>> Begin Listed entries

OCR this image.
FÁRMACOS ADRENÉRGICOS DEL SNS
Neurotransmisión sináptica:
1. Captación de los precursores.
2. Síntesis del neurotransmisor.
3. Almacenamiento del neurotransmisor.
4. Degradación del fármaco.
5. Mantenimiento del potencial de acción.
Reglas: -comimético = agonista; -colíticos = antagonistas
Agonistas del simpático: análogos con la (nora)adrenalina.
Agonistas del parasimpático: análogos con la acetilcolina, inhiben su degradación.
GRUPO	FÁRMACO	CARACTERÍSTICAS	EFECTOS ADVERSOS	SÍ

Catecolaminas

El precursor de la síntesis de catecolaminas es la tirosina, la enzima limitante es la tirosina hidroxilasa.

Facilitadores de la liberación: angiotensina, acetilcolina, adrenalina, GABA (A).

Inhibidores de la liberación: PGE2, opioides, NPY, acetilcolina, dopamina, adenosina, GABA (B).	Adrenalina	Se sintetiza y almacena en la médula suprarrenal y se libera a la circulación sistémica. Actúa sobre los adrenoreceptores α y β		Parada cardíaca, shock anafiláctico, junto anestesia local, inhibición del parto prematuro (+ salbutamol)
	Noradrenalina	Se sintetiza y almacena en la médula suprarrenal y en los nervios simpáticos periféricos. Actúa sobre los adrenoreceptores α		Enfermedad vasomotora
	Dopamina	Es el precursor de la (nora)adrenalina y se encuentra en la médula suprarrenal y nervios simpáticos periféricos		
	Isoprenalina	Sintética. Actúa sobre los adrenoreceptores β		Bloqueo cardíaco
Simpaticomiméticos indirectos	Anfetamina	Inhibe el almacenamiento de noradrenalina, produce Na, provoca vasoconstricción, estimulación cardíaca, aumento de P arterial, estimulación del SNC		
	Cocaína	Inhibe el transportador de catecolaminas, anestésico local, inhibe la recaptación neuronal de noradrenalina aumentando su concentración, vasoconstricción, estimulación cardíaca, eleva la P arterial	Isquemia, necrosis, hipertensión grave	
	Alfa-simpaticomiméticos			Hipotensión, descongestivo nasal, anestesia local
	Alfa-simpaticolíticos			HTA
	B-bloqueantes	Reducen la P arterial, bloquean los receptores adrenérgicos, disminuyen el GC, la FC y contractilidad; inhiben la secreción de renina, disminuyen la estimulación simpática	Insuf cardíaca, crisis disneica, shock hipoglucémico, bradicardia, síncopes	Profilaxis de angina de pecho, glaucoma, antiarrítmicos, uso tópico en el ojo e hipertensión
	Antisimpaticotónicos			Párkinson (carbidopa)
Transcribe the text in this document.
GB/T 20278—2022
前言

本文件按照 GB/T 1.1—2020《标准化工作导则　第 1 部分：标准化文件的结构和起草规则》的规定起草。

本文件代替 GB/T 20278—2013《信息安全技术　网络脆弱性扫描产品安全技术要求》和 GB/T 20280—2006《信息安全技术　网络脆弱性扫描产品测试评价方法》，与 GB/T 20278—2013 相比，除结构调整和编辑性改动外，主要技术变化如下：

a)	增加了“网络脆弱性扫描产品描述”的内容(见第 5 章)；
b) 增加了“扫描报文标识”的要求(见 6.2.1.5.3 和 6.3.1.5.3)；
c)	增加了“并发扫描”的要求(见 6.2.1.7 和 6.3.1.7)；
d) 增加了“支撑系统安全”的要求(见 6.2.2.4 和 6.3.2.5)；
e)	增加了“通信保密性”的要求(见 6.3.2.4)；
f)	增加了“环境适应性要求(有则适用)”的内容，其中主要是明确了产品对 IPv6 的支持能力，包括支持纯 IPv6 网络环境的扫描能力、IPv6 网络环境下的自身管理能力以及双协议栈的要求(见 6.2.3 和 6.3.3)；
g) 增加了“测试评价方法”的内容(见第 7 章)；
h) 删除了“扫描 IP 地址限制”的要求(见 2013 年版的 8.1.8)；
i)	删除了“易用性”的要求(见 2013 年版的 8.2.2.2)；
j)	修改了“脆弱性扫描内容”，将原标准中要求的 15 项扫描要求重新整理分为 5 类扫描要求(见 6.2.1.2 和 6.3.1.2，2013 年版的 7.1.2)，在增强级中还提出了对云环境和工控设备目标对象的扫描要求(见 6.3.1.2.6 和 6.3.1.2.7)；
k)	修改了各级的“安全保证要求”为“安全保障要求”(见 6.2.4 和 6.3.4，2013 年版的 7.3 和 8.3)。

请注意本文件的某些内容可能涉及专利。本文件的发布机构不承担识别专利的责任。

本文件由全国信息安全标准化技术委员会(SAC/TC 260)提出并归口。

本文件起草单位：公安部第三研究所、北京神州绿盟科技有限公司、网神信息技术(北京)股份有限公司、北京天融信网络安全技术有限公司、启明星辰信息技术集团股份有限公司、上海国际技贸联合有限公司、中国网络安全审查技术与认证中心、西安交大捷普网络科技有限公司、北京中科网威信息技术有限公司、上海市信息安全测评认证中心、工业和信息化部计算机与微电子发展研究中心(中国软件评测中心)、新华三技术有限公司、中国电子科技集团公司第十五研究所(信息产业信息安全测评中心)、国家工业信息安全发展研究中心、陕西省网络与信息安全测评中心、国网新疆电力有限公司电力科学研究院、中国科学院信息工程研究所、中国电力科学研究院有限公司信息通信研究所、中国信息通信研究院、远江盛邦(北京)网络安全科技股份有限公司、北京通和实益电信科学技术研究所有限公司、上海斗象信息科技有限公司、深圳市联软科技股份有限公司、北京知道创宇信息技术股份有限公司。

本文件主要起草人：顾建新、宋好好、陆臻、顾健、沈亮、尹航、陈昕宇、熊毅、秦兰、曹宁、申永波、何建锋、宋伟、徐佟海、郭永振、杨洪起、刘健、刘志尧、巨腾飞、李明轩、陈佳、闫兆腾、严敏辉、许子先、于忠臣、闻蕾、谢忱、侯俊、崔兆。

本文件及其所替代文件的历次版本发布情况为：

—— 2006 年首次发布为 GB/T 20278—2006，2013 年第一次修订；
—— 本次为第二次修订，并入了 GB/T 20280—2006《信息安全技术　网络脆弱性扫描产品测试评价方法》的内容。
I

>> End Listed entries

» **What you are asked to do**: Type out the entries again, word for word.

» **Answer to this task**:
OCR this image.
FÁRMACOS ADRENÉRGICOS DEL SNS
Neurotransmisión sináptica:
1. Captación de los precursores.
2. Síntesis del neurotransmisor.
3. Almacenamiento del neurotransmisor.
4. Degradación del fármaco.
5. Mantenimiento del potencial de acción.
Reglas: -comimético = agonista; -colíticos = antagonistas
Agonistas del simpático: análogos con la (nora)adrenalina.
Agonistas del parasimpático: análogos con la acetilcolina, inhiben su degradación.
GRUPO	FÁRMACO	CARACTERÍSTICAS	EFECTOS ADVERSOS	SÍ

Catecolaminas

El precursor de la síntesis de catecolaminas es la tirosina, la enzima limitante es la tirosina hidroxilasa.

Facilitadores de la liberación: angiotensina, acetilcolina, adrenalina, GABA (A).

Inhibidores de la liberación: PGE2, opioides, NPY, acetilcolina, dopamina, adenosina, GABA (B).	Adrenalina	Se sintetiza y almacena en la médula suprarrenal y se libera a la circulación sistémica. Actúa sobre los adrenoreceptores α y β		Parada cardíaca, shock anafiláctico, junto anestesia local, inhibición del parto prematuro (+ salbutamol)
	Noradrenalina	Se sintetiza y almacena en la médula suprarrenal y en los nervios simpáticos periféricos. Actúa sobre los adrenoreceptores α		Enfermedad vasomotora
	Dopamina	Es el precursor de la (nora)adrenalina y se encuentra en la médula suprarrenal y nervios simpáticos periféricos		
	Isoprenalina	Sintética. Actúa sobre los adrenoreceptores β		Bloqueo cardíaco
Simpaticomiméticos indirectos	Anfetamina	Inhibe el almacenamiento de noradrenalina, produce Na, provoca vasoconstricción, estimulación cardíaca, aumento de P arterial, estimulación del SNC		
	Cocaína	Inhibe el transportador de catecolaminas, anestésico local, inhibe la recaptación neuronal de noradrenalina aumentando su concentración, vasoconstricción, estimulación cardíaca, eleva la P arterial	Isquemia, necrosis, hipertensión grave	
	Alfa-simpaticomiméticos			Hipotensión, descongestivo nasal, anestesia local
	Alfa-simpaticolíticos			HTA
	B-bloqueantes	Reducen la P arterial, bloquean los receptores adrenérgicos, disminuyen el GC, la FC y contractilidad; inhiben la secreción de renina, disminuyen la estimulación simpática	Insuf cardíaca, crisis disneica, shock hipoglucémico, bradicardia, síncopes	Profilaxis de angina de pecho, glaucoma, antiarrítmicos, uso tópico en el ojo e hipertensión
	Antisimpaticotónicos			Párkinson (carbidopa)
Transcribe the text in this document.
GB/T 20278—2022
前言

本文件按照 GB/T 1.1—2020《标准化工作导则　第 1 部分：标准化文件的结构和起草规则》的规定起草。

本文件代替 GB/T 20278—2013《信息安全技术　网络脆弱性扫描产品安全技术要求》和 GB/T 20280—2006《信息安全技术　网络脆弱性扫描产品测试评价方法》，与 GB/T 20278—2013 相比，除结构调整和编辑性改动外，主要技术变化如下：

a)	增加了“网络脆弱性扫描产品描述”的内容(见第 5 章)；
b) 增加了“扫描报文标识”的要求(见 6.2.1.5.3 和 6.3.1.5.3)；
c)	增加了“并发扫描”的要求(见 6.2.1.7 和 6.3.1.7)；
d) 增加了“支撑系统安全”的要求(见 6.2.2.4 和 6.3.2.5)；
e)	增加了“通信保密性”的要求(见 6.3.2.4)；
f)	增加了“环境适应性要求(有则适用)”的内容，其中主要是明确了产品对 IPv6 的支持能力，包括支持纯 IPv6 网络环境的扫描能力、IPv6 网络环境下的自身管理能力以及双协议栈的要求(见 6.2.3 和 6.3.3)；
g) 增加了“测试评价方法”的内容(见第 7 章)；
h) 删除了“扫描 IP 地址限制”的要求(见 2013 年版的 8.1.8)；
i)	删除了“易用性”的要求(见 2013 年版的 8.2.2.2)；
j)	修改了“脆弱性扫描内容”，将原标准中要求的 15 项扫描要求重新整理分为 5 类扫描要求(见 6.2.1.2 和 6.3.1.2，2013 年版的 7.1.2)，在增强级中还提出了对云环境和工控设备目标对象的扫描要求(见 6.3.1.2.6 和 6.3.1.2.7)；
k)	修改了各级的“安全保证要求”为“安全保障要求”(见 6.2.4 和 6.3.4，2013 年版的 7.3 和 8.3)。

请注意本文件的某些内容可能涉及专利。本文件的发布机构不承担识别专利的责任。

本文件由全国信息安全标准化技术委员会(SAC/TC 260)提出并归口。

本文件起草单位：公安部第三研究所、北京神州绿盟科技有限公司、网神信息技术(北京)股份有限公司、北京天融信网络安全技术有限公司、启明星辰信息技术集团股份有限公司、上海国际技贸联合有限公司、中国网络安全审查技术与认证中心、西安交大捷普网络科技有限公司、北京中科网威信息技术有限公司、上海市信息安全测评认证中心、工业和信息化部计算机与微电子发展研究中心(中国软件评测中心)、新华三技术有限公司、中国电子科技集团公司第十五研究所(信息产业信息安全测评中心)、国家工业信息安全发展研究中心、陕西省网络与信息安全测评中心、国网新疆电力有限公司电力科学研究院、中国科学院信息工程研究所、中国电力科学研究院有限公司信息通信研究所、中国信息通信研究院、远江盛邦(北京)网络安全科技股份有限公司、北京通和实益电信科学技术研究所有限公司、上海斗象信息科技有限公司、深圳市联软科技股份有限公司、北京知道创宇信息技术股份有限公司。

本文件主要起草人：顾建新、宋好好、陆臻、顾健、沈亮、尹航、陈昕宇、熊毅、秦兰、曹宁、申永波、何建锋、宋伟、徐佟海、郭永振、杨洪起、刘健、刘志尧、巨腾飞、李明轩、陈佳、闫兆腾、严敏辉、许子先、于忠臣、闻蕾、谢忱、侯俊、崔兆。

本文件及其所替代文件的历次版本发布情况为：

—— 2006 年首次发布为 GB/T 20278—2006，2013 年第一次修订；
—— 本次为第二次修订，并入了 GB/T 20280—2006《信息安全技术　网络脆弱性扫描产品测试评价方法》的内容。
I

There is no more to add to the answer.